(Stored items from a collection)
'''

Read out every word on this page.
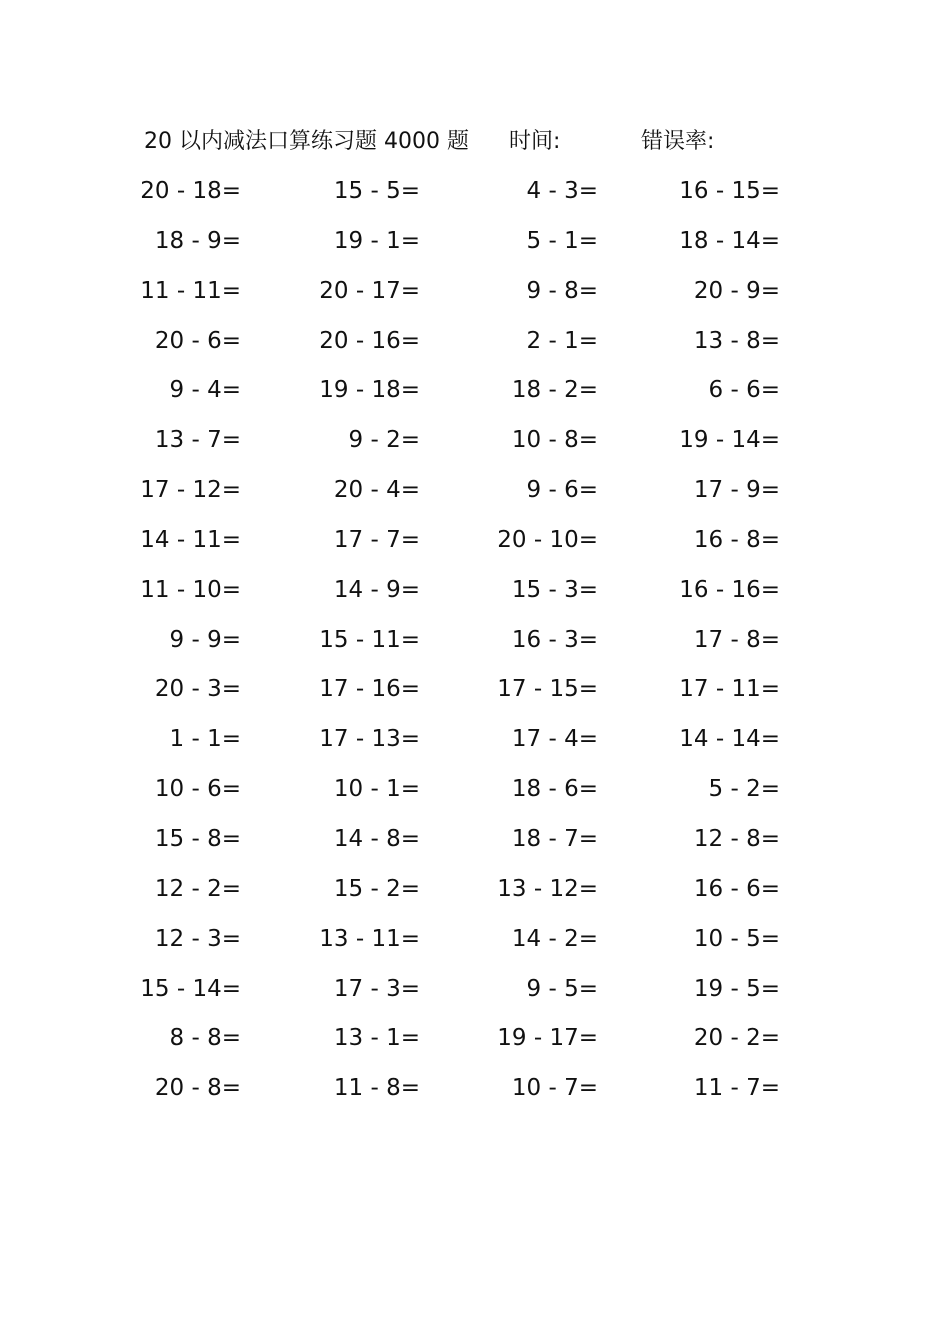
20 以内减法口算练习题 4000 题 时间:	错误率:
20 - 18=	15 - 5=	4 - 3=	16 - 15=
18 - 9=	19 - 1=	5 - 1=	18 - 14=
11 - 11=	20 - 17=	9 - 8=	20 - 9=
20 - 6=	20 - 16=	2 - 1=	13 - 8=
9 - 4=	19 - 18=	18 - 2=	6 - 6=
13 - 7=	9 - 2=	10 - 8=	19 - 14=
17 - 12=	20 - 4=	9 - 6=	17 - 9=
14 - 11=	17 - 7=	20 - 10=	16 - 8=
11 - 10=	14 - 9=	15 - 3=	16 - 16=
9 - 9=	15 - 11=	16 - 3=	17 - 8=
20 - 3=	17 - 16=	17 - 15=	17 - 11=
1 - 1=	17 - 13=	17 - 4=	14 - 14=
10 - 6=	10 - 1=	18 - 6=	5 - 2=
15 - 8=	14 - 8=	18 - 7=	12 - 8=
12 - 2=	15 - 2=	13 - 12=	16 - 6=
12 - 3=	13 - 11=	14 - 2=	10 - 5=
15 - 14=	17 - 3=	9 - 5=	19 - 5=
8 - 8=	13 - 1=	19 - 17=	20 - 2=
20 - 8=	11 - 8=	10 - 7=	11 - 7=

'''

▶ _SHORT PROBLEM_
Reproduce the material in full, word for word, and omit the pictures.

▶ _RIGHT ANSWER_
Read out every word on this page.
20 以内减法口算练习题 4000 题 时间:	错误率:
20 - 18=	15 - 5=	4 - 3=	16 - 15=
18 - 9=	19 - 1=	5 - 1=	18 - 14=
11 - 11=	20 - 17=	9 - 8=	20 - 9=
20 - 6=	20 - 16=	2 - 1=	13 - 8=
9 - 4=	19 - 18=	18 - 2=	6 - 6=
13 - 7=	9 - 2=	10 - 8=	19 - 14=
17 - 12=	20 - 4=	9 - 6=	17 - 9=
14 - 11=	17 - 7=	20 - 10=	16 - 8=
11 - 10=	14 - 9=	15 - 3=	16 - 16=
9 - 9=	15 - 11=	16 - 3=	17 - 8=
20 - 3=	17 - 16=	17 - 15=	17 - 11=
1 - 1=	17 - 13=	17 - 4=	14 - 14=
10 - 6=	10 - 1=	18 - 6=	5 - 2=
15 - 8=	14 - 8=	18 - 7=	12 - 8=
12 - 2=	15 - 2=	13 - 12=	16 - 6=
12 - 3=	13 - 11=	14 - 2=	10 - 5=
15 - 14=	17 - 3=	9 - 5=	19 - 5=
8 - 8=	13 - 1=	19 - 17=	20 - 2=
20 - 8=	11 - 8=	10 - 7=	11 - 7=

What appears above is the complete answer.